+++ Source document +++

Did Internet Founders Actually Anticipate Paid, Prioritized Traffic?

Michael Thomas mike at mtcc.com
Mon Sep 13 16:58:46 UTC 2010


On 09/13/2010 06:28 AM, Rodrick Brown wrote:
> Its unrealistic to believe payment for priority access isn't going to happen this model is used for many other outlets today I'm not sure why so many are against it when it comes to net access.
>
> Sent from my iPhone 4.
>
> On Sep 13, 2010, at 3:22 AM, Hank Nussbacher<hank at efes.iucc.ac.il>  wrote:
>
>> http://www.wired.com/epicenter/2010/09/paid-prioritized-traffic

This genie has long since escaped the bottle, hasn't it? I remember the voip wars of the
late 90's where there was lots and lots and lots of hand wringing about qos... but how much
penetration does RSVP have, say? Approximately zero? And that's because, in reality, voice is
a tiny fraction of net traffic and all of the visions of RSVP and AAL2 and TCRTP and all
of the rest of the crazy things have basically come to naught. Does Skype care about qos? It
doesn't even care about RTP.

+++

▶ Requests:
(a) Reproduce the passage from the prioritized-traffic post, from "On 09/13/2010 06:28" to "my iPhone 4.".
(b) In the prioritized-traffic post, how much penetration does the writer estimate RSVP has?
(c) Continue the prioritized-traffic post from its last sentence.

+++ Data shown +++

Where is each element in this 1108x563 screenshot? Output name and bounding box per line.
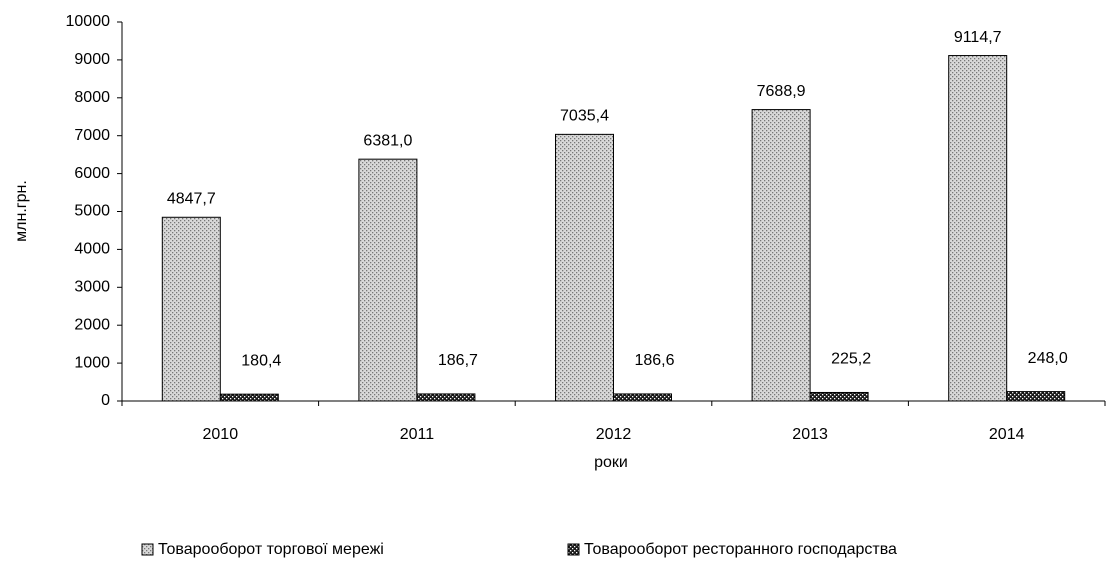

+++

▶ Responses by task:
(a)
On 09/13/2010 06:28 AM, Rodrick Brown wrote:
> Its unrealistic to believe payment for priority access isn't going to happen this model is used for many other outlets today I'm not sure why so many are against it when it comes to net access.
>
> Sent from my iPhone 4.

(b) Approximately zero.

(c)
So the new bete noir is video and it's easier to be seduced because the traffic volumes are
potentially horrific. But i'll place my money on the bet that by the time any scheme to wring
money out of that volume could be implemented, the pipes transporting it will be asking what
all the hand wringing is about. Just like voice. The human and technological complications
of grafting qos/settlement on top of the net are huge in comparison to stuffing more bits into
glass.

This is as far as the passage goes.